:: Short exercise ::
Repeat all entries exactly.

Saved entries
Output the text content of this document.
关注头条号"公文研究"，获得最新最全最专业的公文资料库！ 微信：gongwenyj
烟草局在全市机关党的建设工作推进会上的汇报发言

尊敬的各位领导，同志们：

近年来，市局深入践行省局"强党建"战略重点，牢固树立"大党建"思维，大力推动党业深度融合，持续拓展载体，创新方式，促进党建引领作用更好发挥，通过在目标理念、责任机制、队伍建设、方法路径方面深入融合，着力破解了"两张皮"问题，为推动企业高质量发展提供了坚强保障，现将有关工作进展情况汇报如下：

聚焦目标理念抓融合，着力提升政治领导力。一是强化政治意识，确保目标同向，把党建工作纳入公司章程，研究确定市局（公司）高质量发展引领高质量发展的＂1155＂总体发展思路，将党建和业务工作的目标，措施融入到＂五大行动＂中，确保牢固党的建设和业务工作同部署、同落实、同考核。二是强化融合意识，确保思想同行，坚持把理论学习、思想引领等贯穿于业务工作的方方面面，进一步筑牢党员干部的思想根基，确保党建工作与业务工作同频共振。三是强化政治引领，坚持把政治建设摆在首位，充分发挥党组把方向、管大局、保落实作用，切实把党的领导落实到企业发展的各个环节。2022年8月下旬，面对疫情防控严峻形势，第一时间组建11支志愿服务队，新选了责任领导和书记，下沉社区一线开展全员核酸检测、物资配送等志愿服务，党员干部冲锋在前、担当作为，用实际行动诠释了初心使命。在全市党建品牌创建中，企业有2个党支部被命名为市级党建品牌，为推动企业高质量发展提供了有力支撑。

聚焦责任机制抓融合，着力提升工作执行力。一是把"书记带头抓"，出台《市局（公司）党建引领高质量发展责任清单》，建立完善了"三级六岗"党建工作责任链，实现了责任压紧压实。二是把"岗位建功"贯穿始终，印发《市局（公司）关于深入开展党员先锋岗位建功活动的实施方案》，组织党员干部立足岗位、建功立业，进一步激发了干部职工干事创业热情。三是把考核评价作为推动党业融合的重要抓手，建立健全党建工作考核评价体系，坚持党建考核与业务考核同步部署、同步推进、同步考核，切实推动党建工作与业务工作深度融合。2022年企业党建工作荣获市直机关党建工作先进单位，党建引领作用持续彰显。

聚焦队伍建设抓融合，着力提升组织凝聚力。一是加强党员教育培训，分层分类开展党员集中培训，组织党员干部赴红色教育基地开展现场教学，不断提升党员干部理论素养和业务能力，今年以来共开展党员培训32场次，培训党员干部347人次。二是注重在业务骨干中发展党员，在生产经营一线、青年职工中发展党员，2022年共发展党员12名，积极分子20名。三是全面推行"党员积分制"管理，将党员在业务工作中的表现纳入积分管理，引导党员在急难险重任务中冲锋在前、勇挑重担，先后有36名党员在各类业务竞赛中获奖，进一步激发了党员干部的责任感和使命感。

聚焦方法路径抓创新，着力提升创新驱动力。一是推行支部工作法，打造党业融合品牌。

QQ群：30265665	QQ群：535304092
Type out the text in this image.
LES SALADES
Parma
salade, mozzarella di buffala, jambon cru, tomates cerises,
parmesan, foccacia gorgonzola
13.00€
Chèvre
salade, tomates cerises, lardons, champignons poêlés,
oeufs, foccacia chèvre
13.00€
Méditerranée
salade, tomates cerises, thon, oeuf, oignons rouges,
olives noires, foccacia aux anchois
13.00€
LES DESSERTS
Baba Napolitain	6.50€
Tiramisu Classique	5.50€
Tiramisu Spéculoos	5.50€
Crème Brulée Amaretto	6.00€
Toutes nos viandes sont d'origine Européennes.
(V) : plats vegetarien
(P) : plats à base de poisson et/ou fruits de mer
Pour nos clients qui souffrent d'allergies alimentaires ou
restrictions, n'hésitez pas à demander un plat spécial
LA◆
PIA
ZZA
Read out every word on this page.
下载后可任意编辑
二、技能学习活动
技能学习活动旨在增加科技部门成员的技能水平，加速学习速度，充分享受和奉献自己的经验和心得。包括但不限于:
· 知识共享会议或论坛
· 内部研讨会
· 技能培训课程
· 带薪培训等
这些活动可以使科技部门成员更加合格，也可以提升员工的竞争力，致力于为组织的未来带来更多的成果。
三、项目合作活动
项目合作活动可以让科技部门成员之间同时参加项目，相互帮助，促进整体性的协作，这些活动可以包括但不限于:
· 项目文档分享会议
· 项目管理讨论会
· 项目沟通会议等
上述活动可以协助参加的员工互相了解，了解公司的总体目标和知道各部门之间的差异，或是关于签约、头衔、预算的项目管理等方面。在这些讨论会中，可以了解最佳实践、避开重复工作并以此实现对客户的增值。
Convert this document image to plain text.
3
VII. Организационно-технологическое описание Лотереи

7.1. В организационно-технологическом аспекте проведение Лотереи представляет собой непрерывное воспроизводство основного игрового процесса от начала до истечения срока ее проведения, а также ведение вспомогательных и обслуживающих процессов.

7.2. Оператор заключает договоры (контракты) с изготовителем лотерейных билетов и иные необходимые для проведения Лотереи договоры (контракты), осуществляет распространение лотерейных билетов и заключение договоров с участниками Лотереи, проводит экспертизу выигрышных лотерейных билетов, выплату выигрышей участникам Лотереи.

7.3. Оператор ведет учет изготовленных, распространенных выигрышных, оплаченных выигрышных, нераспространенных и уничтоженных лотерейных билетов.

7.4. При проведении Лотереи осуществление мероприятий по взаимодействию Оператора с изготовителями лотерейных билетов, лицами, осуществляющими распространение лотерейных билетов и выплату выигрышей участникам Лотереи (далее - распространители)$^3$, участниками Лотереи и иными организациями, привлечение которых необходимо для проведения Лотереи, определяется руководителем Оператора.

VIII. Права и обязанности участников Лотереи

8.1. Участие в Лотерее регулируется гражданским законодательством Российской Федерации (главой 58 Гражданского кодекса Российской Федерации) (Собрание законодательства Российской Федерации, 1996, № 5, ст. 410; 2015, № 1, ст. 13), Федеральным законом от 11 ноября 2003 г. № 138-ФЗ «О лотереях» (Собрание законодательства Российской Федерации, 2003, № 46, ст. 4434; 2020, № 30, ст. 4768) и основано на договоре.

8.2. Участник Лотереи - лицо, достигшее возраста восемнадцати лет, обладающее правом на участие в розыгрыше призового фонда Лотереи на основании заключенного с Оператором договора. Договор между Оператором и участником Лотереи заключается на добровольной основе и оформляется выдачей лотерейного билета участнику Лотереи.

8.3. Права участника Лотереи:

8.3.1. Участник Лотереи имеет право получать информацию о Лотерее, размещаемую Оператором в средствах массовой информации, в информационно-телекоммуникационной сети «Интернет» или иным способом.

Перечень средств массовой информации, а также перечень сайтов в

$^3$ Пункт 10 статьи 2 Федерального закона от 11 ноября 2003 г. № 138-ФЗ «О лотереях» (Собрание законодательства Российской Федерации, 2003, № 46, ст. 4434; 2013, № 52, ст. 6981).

:: Reply ::
Output the text content of this document.
关注头条号"公文研究"，获得最新最全最专业的公文资料库！ 微信：gongwenyj
烟草局在全市机关党的建设工作推进会上的汇报发言

尊敬的各位领导，同志们：

近年来，市局深入践行省局"强党建"战略重点，牢固树立"大党建"思维，大力推动党业深度融合，持续拓展载体，创新方式，促进党建引领作用更好发挥，通过在目标理念、责任机制、队伍建设、方法路径方面深入融合，着力破解了"两张皮"问题，为推动企业高质量发展提供了坚强保障，现将有关工作进展情况汇报如下：

聚焦目标理念抓融合，着力提升政治领导力。一是强化政治意识，确保目标同向，把党建工作纳入公司章程，研究确定市局（公司）高质量发展引领高质量发展的＂1155＂总体发展思路，将党建和业务工作的目标，措施融入到＂五大行动＂中，确保牢固党的建设和业务工作同部署、同落实、同考核。二是强化融合意识，确保思想同行，坚持把理论学习、思想引领等贯穿于业务工作的方方面面，进一步筑牢党员干部的思想根基，确保党建工作与业务工作同频共振。三是强化政治引领，坚持把政治建设摆在首位，充分发挥党组把方向、管大局、保落实作用，切实把党的领导落实到企业发展的各个环节。2022年8月下旬，面对疫情防控严峻形势，第一时间组建11支志愿服务队，新选了责任领导和书记，下沉社区一线开展全员核酸检测、物资配送等志愿服务，党员干部冲锋在前、担当作为，用实际行动诠释了初心使命。在全市党建品牌创建中，企业有2个党支部被命名为市级党建品牌，为推动企业高质量发展提供了有力支撑。

聚焦责任机制抓融合，着力提升工作执行力。一是把"书记带头抓"，出台《市局（公司）党建引领高质量发展责任清单》，建立完善了"三级六岗"党建工作责任链，实现了责任压紧压实。二是把"岗位建功"贯穿始终，印发《市局（公司）关于深入开展党员先锋岗位建功活动的实施方案》，组织党员干部立足岗位、建功立业，进一步激发了干部职工干事创业热情。三是把考核评价作为推动党业融合的重要抓手，建立健全党建工作考核评价体系，坚持党建考核与业务考核同步部署、同步推进、同步考核，切实推动党建工作与业务工作深度融合。2022年企业党建工作荣获市直机关党建工作先进单位，党建引领作用持续彰显。

聚焦队伍建设抓融合，着力提升组织凝聚力。一是加强党员教育培训，分层分类开展党员集中培训，组织党员干部赴红色教育基地开展现场教学，不断提升党员干部理论素养和业务能力，今年以来共开展党员培训32场次，培训党员干部347人次。二是注重在业务骨干中发展党员，在生产经营一线、青年职工中发展党员，2022年共发展党员12名，积极分子20名。三是全面推行"党员积分制"管理，将党员在业务工作中的表现纳入积分管理，引导党员在急难险重任务中冲锋在前、勇挑重担，先后有36名党员在各类业务竞赛中获奖，进一步激发了党员干部的责任感和使命感。

聚焦方法路径抓创新，着力提升创新驱动力。一是推行支部工作法，打造党业融合品牌。

QQ群：30265665	QQ群：535304092
Type out the text in this image.
LES SALADES
Parma
salade, mozzarella di buffala, jambon cru, tomates cerises,
parmesan, foccacia gorgonzola
13.00€
Chèvre
salade, tomates cerises, lardons, champignons poêlés,
oeufs, foccacia chèvre
13.00€
Méditerranée
salade, tomates cerises, thon, oeuf, oignons rouges,
olives noires, foccacia aux anchois
13.00€
LES DESSERTS
Baba Napolitain	6.50€
Tiramisu Classique	5.50€
Tiramisu Spéculoos	5.50€
Crème Brulée Amaretto	6.00€
Toutes nos viandes sont d'origine Européennes.
(V) : plats vegetarien
(P) : plats à base de poisson et/ou fruits de mer
Pour nos clients qui souffrent d'allergies alimentaires ou
restrictions, n'hésitez pas à demander un plat spécial
LA◆
PIA
ZZA
Read out every word on this page.
下载后可任意编辑
二、技能学习活动
技能学习活动旨在增加科技部门成员的技能水平，加速学习速度，充分享受和奉献自己的经验和心得。包括但不限于:
· 知识共享会议或论坛
· 内部研讨会
· 技能培训课程
· 带薪培训等
这些活动可以使科技部门成员更加合格，也可以提升员工的竞争力，致力于为组织的未来带来更多的成果。
三、项目合作活动
项目合作活动可以让科技部门成员之间同时参加项目，相互帮助，促进整体性的协作，这些活动可以包括但不限于:
· 项目文档分享会议
· 项目管理讨论会
· 项目沟通会议等
上述活动可以协助参加的员工互相了解，了解公司的总体目标和知道各部门之间的差异，或是关于签约、头衔、预算的项目管理等方面。在这些讨论会中，可以了解最佳实践、避开重复工作并以此实现对客户的增值。
Convert this document image to plain text.
3
VII. Организационно-технологическое описание Лотереи

7.1. В организационно-технологическом аспекте проведение Лотереи представляет собой непрерывное воспроизводство основного игрового процесса от начала до истечения срока ее проведения, а также ведение вспомогательных и обслуживающих процессов.

7.2. Оператор заключает договоры (контракты) с изготовителем лотерейных билетов и иные необходимые для проведения Лотереи договоры (контракты), осуществляет распространение лотерейных билетов и заключение договоров с участниками Лотереи, проводит экспертизу выигрышных лотерейных билетов, выплату выигрышей участникам Лотереи.

7.3. Оператор ведет учет изготовленных, распространенных выигрышных, оплаченных выигрышных, нераспространенных и уничтоженных лотерейных билетов.

7.4. При проведении Лотереи осуществление мероприятий по взаимодействию Оператора с изготовителями лотерейных билетов, лицами, осуществляющими распространение лотерейных билетов и выплату выигрышей участникам Лотереи (далее - распространители)$^3$, участниками Лотереи и иными организациями, привлечение которых необходимо для проведения Лотереи, определяется руководителем Оператора.

VIII. Права и обязанности участников Лотереи

8.1. Участие в Лотерее регулируется гражданским законодательством Российской Федерации (главой 58 Гражданского кодекса Российской Федерации) (Собрание законодательства Российской Федерации, 1996, № 5, ст. 410; 2015, № 1, ст. 13), Федеральным законом от 11 ноября 2003 г. № 138-ФЗ «О лотереях» (Собрание законодательства Российской Федерации, 2003, № 46, ст. 4434; 2020, № 30, ст. 4768) и основано на договоре.

8.2. Участник Лотереи - лицо, достигшее возраста восемнадцати лет, обладающее правом на участие в розыгрыше призового фонда Лотереи на основании заключенного с Оператором договора. Договор между Оператором и участником Лотереи заключается на добровольной основе и оформляется выдачей лотерейного билета участнику Лотереи.

8.3. Права участника Лотереи:

8.3.1. Участник Лотереи имеет право получать информацию о Лотерее, размещаемую Оператором в средствах массовой информации, в информационно-телекоммуникационной сети «Интернет» или иным способом.

Перечень средств массовой информации, а также перечень сайтов в

$^3$ Пункт 10 статьи 2 Федерального закона от 11 ноября 2003 г. № 138-ФЗ «О лотереях» (Собрание законодательства Российской Федерации, 2003, № 46, ст. 4434; 2013, № 52, ст. 6981).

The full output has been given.